* Do this *
Every line below that holds the string "목표주가" should be copied out.

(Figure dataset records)
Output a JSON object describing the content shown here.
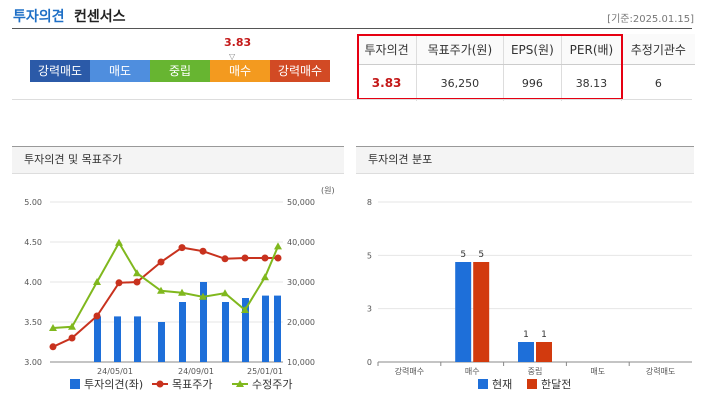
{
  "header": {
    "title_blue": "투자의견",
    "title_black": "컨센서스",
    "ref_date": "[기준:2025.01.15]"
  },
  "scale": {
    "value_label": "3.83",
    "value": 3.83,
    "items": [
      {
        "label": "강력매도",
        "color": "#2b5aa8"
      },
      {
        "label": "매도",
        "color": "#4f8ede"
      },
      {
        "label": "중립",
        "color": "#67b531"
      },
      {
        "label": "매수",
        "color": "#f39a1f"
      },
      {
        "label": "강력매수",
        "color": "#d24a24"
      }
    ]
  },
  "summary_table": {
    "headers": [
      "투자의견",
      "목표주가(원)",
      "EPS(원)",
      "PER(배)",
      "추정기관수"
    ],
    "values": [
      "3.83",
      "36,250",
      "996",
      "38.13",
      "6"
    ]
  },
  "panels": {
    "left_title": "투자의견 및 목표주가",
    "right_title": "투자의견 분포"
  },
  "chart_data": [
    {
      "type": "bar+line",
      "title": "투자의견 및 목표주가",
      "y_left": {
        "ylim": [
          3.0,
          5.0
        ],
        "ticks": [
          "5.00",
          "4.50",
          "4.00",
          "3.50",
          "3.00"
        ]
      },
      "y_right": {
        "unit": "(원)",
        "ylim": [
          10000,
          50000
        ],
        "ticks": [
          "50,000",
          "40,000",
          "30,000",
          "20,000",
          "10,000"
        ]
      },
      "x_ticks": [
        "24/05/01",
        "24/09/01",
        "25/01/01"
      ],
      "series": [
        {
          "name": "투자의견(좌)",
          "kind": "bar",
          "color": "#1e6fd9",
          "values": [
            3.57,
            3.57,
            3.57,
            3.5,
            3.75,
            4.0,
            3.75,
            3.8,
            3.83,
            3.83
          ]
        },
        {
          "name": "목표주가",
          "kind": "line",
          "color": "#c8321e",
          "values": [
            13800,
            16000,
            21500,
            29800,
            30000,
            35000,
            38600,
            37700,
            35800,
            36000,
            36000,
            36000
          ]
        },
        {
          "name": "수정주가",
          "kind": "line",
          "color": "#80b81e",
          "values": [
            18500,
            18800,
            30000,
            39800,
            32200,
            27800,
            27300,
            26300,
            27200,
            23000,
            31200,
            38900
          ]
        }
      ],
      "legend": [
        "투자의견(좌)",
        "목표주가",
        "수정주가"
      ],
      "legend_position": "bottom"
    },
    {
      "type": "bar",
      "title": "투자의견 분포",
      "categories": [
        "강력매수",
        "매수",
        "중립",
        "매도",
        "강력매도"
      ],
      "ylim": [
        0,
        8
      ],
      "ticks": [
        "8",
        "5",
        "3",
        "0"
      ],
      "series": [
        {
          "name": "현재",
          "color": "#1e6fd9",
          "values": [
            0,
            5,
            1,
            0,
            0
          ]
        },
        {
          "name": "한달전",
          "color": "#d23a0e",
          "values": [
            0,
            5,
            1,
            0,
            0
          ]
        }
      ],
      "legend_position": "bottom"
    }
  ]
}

--

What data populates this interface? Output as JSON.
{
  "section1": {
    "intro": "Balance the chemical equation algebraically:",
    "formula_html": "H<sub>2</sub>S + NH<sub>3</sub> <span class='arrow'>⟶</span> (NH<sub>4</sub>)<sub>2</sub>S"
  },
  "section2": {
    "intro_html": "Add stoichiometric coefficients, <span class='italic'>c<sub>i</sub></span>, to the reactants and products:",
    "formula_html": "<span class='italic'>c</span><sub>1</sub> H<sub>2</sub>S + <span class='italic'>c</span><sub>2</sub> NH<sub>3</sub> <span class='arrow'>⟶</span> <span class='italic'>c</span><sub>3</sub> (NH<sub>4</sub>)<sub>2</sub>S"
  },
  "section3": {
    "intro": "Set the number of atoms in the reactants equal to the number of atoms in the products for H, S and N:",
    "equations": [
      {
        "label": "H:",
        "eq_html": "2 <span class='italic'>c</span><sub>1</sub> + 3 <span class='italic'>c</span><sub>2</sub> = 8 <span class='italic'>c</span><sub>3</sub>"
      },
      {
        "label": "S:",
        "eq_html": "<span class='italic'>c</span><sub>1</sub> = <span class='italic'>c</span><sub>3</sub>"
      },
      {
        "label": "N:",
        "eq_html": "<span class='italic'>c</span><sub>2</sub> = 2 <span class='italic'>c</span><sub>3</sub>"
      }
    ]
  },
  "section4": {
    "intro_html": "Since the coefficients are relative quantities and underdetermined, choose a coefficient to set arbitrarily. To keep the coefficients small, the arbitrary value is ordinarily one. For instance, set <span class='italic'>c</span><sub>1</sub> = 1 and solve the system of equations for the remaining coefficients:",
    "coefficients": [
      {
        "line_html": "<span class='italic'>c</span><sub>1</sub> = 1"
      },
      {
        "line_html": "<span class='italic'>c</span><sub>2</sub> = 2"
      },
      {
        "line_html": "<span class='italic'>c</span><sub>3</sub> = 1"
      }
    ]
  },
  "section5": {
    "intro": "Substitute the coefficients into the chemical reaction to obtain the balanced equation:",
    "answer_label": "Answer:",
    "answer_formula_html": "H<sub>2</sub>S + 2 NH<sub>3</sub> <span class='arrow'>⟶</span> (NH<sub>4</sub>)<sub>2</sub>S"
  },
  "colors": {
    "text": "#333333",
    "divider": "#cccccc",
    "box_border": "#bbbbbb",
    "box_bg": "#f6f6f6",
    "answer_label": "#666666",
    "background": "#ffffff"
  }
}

* The output *
      "목표주가(원)",
    "left_title": "투자의견 및 목표주가",
      "title": "투자의견 및 목표주가",
          "name": "목표주가",
        "목표주가",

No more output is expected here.